■ **STATED GOAL**:
Below are some records. Copy every line in them that holds "name".

■ **INFORMATION PROVIDED**:
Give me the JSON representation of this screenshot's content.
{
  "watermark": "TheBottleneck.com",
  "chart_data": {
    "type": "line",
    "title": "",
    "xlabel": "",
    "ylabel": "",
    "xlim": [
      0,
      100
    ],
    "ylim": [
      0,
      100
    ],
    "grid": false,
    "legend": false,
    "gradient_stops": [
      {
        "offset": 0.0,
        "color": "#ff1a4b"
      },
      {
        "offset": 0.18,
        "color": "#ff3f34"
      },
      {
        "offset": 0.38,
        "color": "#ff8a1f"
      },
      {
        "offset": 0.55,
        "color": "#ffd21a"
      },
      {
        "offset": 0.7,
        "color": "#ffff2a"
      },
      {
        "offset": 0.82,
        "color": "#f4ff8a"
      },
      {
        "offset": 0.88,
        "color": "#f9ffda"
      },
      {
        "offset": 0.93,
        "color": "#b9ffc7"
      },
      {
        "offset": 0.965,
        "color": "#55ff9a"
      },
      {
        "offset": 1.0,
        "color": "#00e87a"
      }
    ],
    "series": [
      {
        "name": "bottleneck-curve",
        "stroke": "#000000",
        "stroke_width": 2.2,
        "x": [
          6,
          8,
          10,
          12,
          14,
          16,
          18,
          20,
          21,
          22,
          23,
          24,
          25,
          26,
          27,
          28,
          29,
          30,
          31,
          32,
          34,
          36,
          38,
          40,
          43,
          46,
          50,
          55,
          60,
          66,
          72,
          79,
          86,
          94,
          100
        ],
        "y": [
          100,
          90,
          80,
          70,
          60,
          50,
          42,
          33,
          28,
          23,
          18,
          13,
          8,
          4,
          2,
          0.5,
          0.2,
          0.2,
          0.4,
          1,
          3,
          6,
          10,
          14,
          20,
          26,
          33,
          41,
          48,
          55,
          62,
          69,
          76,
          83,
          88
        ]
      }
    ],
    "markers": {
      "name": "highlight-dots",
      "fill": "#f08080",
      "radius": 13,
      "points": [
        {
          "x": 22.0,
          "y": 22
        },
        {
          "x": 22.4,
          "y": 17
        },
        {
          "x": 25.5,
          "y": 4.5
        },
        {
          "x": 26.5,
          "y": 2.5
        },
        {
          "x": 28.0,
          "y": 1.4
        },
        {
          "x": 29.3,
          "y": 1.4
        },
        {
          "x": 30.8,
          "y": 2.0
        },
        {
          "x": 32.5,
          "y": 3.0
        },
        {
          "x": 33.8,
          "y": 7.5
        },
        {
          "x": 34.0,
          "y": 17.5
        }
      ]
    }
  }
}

■ **OUTPUT**:
        "name": "bottleneck-curve",
      "name": "highlight-dots",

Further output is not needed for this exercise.